## 原資料
::::::::::

燃料デブリ3グラム以下の取り出し?
気候ネットワークのウェビナーで7月29日にお話した中(福島原発事故と13年後の今)から燃料デブリの取り出しについて、使ったPPT資料をもとに記録しておきたい。
中長期ロードマップに遅れ
福島第一原発の燃料デブリの取り出しは、「廃炉・汚染水・処理水対策関係閣僚等会議」で決定する「中長期ロードマップ」で、工法の決定が2018年度上半期、取り出し開始が2021年内だとされていた。しかし、現在も見通しが立っていない。
支援機構は工法を選びきれず
原子力損害賠償・廃炉等支援機構(NDF)の「燃料デブリ取り出し工法評価小委員会」は、2024年3月に報告書を出した。「燃料デブリの取り出しの難しさ」は言うまでもない。2号機の原子炉内部は後述するように650シーベルト(Sv)と推定され、数十秒で死に至るレベル。短時間でさえ立ち入ることができない。
同小委員会は3工法のメリット・デメリットを検討した結果、気中工法と一部で充填固化を行う工法を組み合わせ、水遮蔽の機能を活用すべきだと結論した。結局、3工法のどれだと選び切れず、3工法のいいとこ取りをする検討を提案したに過ぎない。

::::::::::

## データ一覧
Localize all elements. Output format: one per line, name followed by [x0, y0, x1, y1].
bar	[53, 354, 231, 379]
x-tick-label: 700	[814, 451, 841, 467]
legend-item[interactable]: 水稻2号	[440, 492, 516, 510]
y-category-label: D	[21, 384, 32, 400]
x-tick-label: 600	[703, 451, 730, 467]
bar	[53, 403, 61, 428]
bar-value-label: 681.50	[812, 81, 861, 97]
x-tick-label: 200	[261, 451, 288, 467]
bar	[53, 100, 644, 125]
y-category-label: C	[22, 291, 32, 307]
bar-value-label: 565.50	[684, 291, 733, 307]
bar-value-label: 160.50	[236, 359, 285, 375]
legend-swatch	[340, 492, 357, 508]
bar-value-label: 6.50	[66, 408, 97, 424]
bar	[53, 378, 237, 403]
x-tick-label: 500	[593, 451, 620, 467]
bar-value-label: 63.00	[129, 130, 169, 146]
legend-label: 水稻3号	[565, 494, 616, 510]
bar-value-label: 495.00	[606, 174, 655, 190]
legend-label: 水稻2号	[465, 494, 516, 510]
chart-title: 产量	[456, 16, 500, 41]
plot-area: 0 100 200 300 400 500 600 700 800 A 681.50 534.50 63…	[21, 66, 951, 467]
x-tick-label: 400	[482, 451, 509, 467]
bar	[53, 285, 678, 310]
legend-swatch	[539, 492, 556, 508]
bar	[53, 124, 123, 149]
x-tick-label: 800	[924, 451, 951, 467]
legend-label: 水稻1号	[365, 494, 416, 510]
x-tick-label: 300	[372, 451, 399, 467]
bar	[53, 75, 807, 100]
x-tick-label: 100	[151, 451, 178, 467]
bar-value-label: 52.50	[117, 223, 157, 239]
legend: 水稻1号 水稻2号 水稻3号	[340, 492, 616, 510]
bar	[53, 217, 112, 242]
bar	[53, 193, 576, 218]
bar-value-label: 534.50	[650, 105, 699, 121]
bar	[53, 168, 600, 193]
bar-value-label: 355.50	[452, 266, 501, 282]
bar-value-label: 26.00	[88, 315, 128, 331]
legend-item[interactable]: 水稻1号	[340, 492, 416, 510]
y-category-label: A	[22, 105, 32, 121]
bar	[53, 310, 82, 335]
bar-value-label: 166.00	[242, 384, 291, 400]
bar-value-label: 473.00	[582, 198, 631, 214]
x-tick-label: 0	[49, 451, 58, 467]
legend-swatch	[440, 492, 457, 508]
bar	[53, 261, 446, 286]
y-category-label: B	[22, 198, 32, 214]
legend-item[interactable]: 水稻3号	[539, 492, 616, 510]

::::::::::

## 作業指示
燃料デブリ取り出しについての文章を、最後の文の後から引き継いで書き進めてもらえますか？ データはこの作業では使いません。

## 記述回答
試験的取り出しさえ困難続き
耳かき一杯分のデブリを試験的に取り出してみようという試みも困難続きだ。原子炉内部に通じる貫通部(通称:X6ペネ)のハッチを開けようと思ったらボルトが固着。ボルトを外せたと思ってハッチを開けたら、溶融堆積物が出入り口を塞いでいた(東電は、一度はその堆積物の上部に穴を開けてカメラ撮影を行っているが、塞がり具合がここまでとは知られておらず、以下の写真が昨年、東電会見で出てきたときには大騒ぎになった)。今度はようやくそれを取り除いて、マジックハンドのような器具(通称:テレスコ)をX6ペネから差し込む準備ができた。
2019年にカメラで撮影された内部が以下だが、遠隔操作でテレスコの行く先には、これが待っている。
24mSv超なら取り出さない?
そのテレスコの先に「グリッパ」なるタイトル写真で示した治具を先端につけて、8〜10月を目処に3グラム以下のデブリを試験的に取り出すと東電が発表したのは7月25日。中長期ロードマップ会見の場だ。
デブリから20センチ離れたところで測定を行ない、24mSv以下なら、取り出すが、24mSv超なら、なんと原子炉に戻すのだという。
「24mSvの根拠は何か?」という記者質問には「被ばく線量から算出した」という回答があった。しかし、それでは意味が分からない。
そこで、「最大どれくらいが取れてしまうと想定しているのか。24mSv以下でなければ取り出さないのは、被ばく防護以外に何か理由があるか」と聞いてみた。
東電広報の回答は「3gなのでそれぐらいになると考えてはいるが、どれくらいになるかは正直、把握できない」という。
取り出したら茨城のJAEAに?
測定の結果、線量が取り出せるレベルなら、容器に入れた後、人手でビニール袋で養生し、もう一つの容器に入れ、台車に乗せてゴロゴロとグローブボックスに運び入れる。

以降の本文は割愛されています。